### Extract provided
Metamath Proof Explorer

Theorem nna1iscard

Description: For any natural number, the add one operation is results in a cardinal number. (Contributed by RP, 1-Oct-2023)

Ref Expression
Assertion nna1iscard ( 𝑁 ∈ ω → ( 𝑁 +o 1o ) ∈ ran card )

Proof

Step Hyp Ref Expression
1 nnon ( 𝑁 ∈ ω → 𝑁 ∈ On )
2 oa1suc ( 𝑁 ∈ On → ( 𝑁 +o 1o ) = suc 𝑁 )
3 1 2 syl ( 𝑁 ∈ ω → ( 𝑁 +o 1o ) = suc 𝑁 )
4 peano2 ( 𝑁 ∈ ω → suc 𝑁 ∈ ω )
5 3 4 jca ( 𝑁 ∈ ω → ( ( 𝑁 +o 1o ) = suc 𝑁 ∧ suc 𝑁 ∈ ω ) )
6 simpl ( ( ( 𝑁 +o 1o ) = suc 𝑁 ∧ suc 𝑁 ∈ ω ) → ( 𝑁 +o 1o ) = suc 𝑁 )
7 simpr ( ( ( 𝑁 +o 1o ) = suc 𝑁 ∧ suc 𝑁 ∈ ω ) → suc 𝑁 ∈ ω )
8 6 7 eqeltrd ( ( ( 𝑁 +o 1o ) = suc 𝑁 ∧ suc 𝑁 ∈ ω ) → ( 𝑁 +o 1o ) ∈ ω )
9 omssrncard ω ⊆ ran card
10 9 sseli ( ( 𝑁 +o 1o ) ∈ ω → ( 𝑁 +o 1o ) ∈ ran card )
11 5 8 10 3syl ( 𝑁 ∈ ω → ( 𝑁 +o 1o ) ∈ ran card )

### Your tasks
1) Restate the paragraph of the Metamath theorem page beginning "Description: For any natural number" as a brief list that keeps its main facts.
2) Reproduce the Metamath theorem page verbatim, from "2 oa1suc ( 𝑁" up to and including "𝑁 +o 1o ) ∈ ω )".

### Supplied records

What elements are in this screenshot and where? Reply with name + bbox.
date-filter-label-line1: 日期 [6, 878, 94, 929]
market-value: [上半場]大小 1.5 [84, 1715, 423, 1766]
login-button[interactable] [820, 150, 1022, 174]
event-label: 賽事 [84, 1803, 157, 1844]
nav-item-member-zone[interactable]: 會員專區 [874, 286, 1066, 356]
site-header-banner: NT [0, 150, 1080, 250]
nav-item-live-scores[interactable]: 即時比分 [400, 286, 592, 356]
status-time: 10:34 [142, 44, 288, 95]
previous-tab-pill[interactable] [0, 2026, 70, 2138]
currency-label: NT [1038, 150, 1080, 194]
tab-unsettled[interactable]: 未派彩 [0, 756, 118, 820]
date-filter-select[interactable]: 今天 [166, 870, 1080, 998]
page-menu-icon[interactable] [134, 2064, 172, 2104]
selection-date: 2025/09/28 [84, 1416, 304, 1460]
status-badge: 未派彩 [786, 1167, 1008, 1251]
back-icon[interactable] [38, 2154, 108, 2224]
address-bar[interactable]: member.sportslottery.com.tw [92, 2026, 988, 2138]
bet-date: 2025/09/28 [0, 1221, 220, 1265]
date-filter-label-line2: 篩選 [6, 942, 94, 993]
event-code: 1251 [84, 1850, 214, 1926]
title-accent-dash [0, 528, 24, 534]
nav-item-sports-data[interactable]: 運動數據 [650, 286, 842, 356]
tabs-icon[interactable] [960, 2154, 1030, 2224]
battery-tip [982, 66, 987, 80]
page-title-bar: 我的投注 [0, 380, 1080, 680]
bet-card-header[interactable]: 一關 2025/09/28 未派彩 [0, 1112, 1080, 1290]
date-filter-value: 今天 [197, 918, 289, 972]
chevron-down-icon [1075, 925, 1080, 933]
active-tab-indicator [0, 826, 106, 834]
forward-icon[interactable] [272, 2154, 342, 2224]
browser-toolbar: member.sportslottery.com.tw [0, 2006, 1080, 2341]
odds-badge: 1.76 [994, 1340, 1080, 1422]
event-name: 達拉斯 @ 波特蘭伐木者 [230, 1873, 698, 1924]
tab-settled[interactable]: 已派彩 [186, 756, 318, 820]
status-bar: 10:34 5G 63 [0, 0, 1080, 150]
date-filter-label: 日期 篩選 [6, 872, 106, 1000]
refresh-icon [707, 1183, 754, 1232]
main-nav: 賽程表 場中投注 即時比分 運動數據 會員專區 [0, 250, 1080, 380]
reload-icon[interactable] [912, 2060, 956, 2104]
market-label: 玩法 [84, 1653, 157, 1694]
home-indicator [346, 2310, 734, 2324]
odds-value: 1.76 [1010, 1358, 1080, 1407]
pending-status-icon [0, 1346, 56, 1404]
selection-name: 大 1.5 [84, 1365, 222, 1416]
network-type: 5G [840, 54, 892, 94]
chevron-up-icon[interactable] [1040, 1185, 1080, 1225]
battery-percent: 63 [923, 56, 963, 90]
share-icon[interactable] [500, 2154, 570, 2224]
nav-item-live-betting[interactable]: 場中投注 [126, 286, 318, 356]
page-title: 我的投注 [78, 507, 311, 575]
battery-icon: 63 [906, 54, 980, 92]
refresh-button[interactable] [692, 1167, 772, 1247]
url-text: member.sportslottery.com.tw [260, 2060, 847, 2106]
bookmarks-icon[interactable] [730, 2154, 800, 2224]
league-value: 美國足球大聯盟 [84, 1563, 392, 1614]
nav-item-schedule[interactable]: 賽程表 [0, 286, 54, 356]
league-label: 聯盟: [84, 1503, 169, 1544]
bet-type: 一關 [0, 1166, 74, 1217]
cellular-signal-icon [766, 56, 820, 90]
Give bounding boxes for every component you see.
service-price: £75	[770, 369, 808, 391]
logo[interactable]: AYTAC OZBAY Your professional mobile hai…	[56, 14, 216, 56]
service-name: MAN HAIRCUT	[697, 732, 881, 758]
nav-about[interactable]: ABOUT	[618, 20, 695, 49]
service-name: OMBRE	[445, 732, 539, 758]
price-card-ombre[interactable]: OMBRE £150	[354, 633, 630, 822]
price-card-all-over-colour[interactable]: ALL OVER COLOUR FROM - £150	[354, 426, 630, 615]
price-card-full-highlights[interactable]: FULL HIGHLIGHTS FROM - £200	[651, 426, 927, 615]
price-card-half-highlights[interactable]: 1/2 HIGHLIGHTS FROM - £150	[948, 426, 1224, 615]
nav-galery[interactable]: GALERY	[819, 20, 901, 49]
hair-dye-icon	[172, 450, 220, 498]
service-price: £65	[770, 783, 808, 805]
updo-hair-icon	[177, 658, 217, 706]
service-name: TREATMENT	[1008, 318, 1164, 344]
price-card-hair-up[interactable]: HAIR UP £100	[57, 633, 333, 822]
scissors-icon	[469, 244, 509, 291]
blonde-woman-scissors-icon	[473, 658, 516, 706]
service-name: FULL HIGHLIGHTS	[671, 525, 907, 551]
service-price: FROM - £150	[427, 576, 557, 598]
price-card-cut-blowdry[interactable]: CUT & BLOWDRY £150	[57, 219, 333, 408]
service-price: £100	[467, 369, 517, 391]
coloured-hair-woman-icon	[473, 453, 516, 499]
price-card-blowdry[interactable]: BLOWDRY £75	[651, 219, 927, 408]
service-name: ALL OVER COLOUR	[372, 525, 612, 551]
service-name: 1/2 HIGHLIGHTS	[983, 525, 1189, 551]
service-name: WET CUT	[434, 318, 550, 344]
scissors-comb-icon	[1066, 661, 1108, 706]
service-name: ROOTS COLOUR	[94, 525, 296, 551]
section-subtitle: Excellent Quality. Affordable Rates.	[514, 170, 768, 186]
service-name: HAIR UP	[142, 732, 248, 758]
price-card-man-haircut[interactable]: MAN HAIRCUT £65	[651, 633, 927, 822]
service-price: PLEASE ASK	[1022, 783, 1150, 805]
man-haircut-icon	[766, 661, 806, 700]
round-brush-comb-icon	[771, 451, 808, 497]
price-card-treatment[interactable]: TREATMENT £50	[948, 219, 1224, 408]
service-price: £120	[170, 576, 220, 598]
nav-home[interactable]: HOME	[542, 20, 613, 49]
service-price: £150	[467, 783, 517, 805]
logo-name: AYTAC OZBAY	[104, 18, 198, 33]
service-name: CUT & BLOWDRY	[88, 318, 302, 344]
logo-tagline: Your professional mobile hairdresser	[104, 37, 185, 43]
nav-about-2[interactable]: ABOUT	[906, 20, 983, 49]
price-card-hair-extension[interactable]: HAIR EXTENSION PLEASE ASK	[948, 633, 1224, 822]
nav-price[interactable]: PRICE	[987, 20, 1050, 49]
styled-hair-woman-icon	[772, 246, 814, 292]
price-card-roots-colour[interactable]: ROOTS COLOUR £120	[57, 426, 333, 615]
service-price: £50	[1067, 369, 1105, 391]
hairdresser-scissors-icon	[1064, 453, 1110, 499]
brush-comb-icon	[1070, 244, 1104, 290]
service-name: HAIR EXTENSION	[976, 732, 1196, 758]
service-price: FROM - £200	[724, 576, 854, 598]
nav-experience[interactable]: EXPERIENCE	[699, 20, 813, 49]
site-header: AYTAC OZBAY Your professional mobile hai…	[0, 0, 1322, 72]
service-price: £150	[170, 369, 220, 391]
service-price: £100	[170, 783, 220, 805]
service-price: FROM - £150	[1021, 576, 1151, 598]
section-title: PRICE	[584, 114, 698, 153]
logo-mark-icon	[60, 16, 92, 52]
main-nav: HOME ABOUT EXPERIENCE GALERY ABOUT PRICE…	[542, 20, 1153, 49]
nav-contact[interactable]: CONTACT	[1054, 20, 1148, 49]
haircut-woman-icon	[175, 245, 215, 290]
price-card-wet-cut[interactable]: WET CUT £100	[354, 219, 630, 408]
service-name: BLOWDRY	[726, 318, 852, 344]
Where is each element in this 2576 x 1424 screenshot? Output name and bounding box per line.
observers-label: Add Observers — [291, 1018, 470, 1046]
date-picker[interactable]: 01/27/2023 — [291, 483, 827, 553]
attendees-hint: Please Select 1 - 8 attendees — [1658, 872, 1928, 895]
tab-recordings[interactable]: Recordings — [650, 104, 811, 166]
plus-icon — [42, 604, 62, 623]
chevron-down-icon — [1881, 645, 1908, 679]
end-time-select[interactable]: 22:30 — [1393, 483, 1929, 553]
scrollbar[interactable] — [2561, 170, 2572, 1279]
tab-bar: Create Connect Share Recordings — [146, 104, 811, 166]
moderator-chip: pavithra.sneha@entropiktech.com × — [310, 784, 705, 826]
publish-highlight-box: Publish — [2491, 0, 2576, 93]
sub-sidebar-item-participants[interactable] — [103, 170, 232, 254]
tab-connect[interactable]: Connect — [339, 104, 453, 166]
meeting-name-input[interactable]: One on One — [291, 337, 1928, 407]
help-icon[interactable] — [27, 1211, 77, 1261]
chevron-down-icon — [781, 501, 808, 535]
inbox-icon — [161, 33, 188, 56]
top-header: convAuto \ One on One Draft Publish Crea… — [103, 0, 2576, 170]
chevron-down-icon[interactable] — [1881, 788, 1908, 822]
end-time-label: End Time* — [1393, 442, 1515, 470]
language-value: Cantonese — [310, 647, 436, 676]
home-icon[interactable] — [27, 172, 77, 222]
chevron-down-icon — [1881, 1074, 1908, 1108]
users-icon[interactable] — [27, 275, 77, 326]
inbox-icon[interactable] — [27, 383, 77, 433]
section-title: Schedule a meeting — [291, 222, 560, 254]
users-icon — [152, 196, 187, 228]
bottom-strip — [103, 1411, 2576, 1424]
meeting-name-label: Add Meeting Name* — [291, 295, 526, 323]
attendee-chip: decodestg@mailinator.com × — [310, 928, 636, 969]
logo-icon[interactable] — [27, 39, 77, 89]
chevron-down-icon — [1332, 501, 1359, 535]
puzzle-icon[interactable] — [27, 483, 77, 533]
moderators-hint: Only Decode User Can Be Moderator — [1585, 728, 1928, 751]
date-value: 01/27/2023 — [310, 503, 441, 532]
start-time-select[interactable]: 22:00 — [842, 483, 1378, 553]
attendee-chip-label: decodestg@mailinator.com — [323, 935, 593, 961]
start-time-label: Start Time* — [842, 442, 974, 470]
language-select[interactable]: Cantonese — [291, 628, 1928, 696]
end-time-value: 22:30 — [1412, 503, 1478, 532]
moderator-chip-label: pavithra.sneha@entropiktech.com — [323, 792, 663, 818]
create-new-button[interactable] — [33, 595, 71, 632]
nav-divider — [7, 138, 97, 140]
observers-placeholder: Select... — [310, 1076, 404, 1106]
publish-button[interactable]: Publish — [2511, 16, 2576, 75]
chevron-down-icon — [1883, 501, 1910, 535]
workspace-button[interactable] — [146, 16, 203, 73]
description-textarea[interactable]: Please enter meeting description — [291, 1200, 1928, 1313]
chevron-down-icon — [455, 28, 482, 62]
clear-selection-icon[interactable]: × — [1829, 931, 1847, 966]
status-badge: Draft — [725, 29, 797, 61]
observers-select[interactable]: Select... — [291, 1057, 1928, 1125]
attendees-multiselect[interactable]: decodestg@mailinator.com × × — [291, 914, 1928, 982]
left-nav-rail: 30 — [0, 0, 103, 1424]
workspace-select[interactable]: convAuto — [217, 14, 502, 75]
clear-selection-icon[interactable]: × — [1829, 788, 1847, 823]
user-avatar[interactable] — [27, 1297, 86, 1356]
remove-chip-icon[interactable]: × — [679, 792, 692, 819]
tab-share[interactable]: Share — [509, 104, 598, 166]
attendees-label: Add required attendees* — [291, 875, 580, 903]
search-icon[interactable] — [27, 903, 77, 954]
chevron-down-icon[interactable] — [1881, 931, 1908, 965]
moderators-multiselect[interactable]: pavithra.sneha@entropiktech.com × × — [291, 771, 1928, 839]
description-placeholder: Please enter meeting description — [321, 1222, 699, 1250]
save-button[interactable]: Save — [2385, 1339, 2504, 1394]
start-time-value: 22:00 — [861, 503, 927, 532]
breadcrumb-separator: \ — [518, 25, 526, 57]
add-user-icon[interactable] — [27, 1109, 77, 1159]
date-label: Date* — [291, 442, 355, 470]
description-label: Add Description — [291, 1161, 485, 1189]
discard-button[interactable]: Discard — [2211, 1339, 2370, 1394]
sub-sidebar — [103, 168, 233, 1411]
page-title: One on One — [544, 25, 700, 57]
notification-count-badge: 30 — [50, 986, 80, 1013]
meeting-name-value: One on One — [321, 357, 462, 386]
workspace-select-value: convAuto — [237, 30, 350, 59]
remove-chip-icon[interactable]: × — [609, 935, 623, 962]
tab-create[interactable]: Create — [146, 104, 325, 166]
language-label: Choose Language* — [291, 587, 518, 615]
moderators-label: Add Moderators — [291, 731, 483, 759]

### Correct answers
1)
- Claim: for any natural number, adding one yields a cardinal number.
- Contributed by: RP
- Date: 1-Oct-2023

2)
2 oa1suc ( 𝑁 ∈ On → ( 𝑁 +o 1o ) = suc 𝑁 )
3 1 2 syl ( 𝑁 ∈ ω → ( 𝑁 +o 1o ) = suc 𝑁 )
4 peano2 ( 𝑁 ∈ ω → suc 𝑁 ∈ ω )
5 3 4 jca ( 𝑁 ∈ ω → ( ( 𝑁 +o 1o ) = suc 𝑁 ∧ suc 𝑁 ∈ ω ) )
6 simpl ( ( ( 𝑁 +o 1o ) = suc 𝑁 ∧ suc 𝑁 ∈ ω ) → ( 𝑁 +o 1o ) = suc 𝑁 )
7 simpr ( ( ( 𝑁 +o 1o ) = suc 𝑁 ∧ suc 𝑁 ∈ ω ) → suc 𝑁 ∈ ω )
8 6 7 eqeltrd ( ( ( 𝑁 +o 1o ) = suc 𝑁 ∧ suc 𝑁 ∈ ω ) → ( 𝑁 +o 1o ) ∈ ω )